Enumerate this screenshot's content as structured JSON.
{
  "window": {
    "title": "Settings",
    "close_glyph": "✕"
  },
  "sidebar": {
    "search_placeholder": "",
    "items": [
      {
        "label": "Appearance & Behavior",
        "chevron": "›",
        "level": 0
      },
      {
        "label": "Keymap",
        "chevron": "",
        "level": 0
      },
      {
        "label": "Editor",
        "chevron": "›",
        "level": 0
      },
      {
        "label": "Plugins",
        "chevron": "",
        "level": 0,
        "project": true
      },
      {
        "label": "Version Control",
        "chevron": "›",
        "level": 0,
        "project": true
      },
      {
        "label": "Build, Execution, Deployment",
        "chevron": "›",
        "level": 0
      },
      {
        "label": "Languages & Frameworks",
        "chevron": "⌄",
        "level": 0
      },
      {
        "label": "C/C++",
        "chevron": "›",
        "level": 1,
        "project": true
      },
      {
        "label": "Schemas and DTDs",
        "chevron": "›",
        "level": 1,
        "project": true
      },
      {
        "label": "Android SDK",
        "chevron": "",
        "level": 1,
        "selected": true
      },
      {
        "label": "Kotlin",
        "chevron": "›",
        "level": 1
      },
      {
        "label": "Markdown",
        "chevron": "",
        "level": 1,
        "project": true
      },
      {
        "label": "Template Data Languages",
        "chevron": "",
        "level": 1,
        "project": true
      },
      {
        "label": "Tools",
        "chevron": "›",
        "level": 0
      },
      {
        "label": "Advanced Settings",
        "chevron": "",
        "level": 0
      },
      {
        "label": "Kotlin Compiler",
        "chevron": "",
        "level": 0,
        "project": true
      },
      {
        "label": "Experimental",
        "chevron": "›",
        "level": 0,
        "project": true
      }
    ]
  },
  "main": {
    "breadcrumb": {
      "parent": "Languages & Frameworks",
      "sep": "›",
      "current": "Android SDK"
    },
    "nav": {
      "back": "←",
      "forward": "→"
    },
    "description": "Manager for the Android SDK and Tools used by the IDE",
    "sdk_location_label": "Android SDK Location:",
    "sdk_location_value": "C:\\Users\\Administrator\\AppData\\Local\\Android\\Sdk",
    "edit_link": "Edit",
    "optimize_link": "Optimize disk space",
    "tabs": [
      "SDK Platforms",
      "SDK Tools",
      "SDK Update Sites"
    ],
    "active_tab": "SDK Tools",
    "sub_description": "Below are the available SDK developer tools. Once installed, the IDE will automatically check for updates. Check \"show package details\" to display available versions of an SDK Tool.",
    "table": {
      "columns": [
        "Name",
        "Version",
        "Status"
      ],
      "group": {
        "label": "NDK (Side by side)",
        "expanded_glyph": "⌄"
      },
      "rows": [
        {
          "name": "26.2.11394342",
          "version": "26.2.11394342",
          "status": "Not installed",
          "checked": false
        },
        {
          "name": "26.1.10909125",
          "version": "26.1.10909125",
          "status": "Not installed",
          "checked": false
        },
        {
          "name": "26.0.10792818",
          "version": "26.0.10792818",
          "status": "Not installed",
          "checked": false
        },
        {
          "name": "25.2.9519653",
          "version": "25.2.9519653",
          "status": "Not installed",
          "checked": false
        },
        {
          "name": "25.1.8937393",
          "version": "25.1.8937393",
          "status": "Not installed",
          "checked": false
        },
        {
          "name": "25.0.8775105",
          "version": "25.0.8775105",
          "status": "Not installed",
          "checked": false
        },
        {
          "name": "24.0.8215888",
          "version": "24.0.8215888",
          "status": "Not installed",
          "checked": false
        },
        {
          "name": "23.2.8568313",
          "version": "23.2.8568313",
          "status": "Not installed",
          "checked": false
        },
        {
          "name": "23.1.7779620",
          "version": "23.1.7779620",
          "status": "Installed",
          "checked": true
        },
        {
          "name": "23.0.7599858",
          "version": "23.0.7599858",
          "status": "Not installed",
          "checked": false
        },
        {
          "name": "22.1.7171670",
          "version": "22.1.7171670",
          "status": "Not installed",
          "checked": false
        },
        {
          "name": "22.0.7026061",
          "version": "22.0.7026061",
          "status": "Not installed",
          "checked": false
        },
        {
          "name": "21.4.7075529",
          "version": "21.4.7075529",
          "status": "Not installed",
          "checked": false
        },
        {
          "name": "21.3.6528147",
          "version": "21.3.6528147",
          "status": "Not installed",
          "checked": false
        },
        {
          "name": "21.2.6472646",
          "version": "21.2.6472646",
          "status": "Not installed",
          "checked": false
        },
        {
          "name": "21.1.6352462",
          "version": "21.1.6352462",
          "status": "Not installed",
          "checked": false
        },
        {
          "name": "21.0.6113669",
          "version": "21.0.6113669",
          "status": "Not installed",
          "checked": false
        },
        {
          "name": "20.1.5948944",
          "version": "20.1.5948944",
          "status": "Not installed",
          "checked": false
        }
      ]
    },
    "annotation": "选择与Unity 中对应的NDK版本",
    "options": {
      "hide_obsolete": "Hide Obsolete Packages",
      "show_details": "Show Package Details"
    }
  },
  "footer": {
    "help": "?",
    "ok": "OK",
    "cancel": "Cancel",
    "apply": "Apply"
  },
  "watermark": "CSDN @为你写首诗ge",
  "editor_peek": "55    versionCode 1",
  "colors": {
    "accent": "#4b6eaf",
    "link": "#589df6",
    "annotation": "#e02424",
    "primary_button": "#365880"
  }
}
▬▬▬
■ **WORK TO COMPLETE**:
Go through the entries above and pull out each line with "Settings" in it.

■ **EXERCISE ANSWER**:
    "title": "Settings",
        "label": "Advanced Settings",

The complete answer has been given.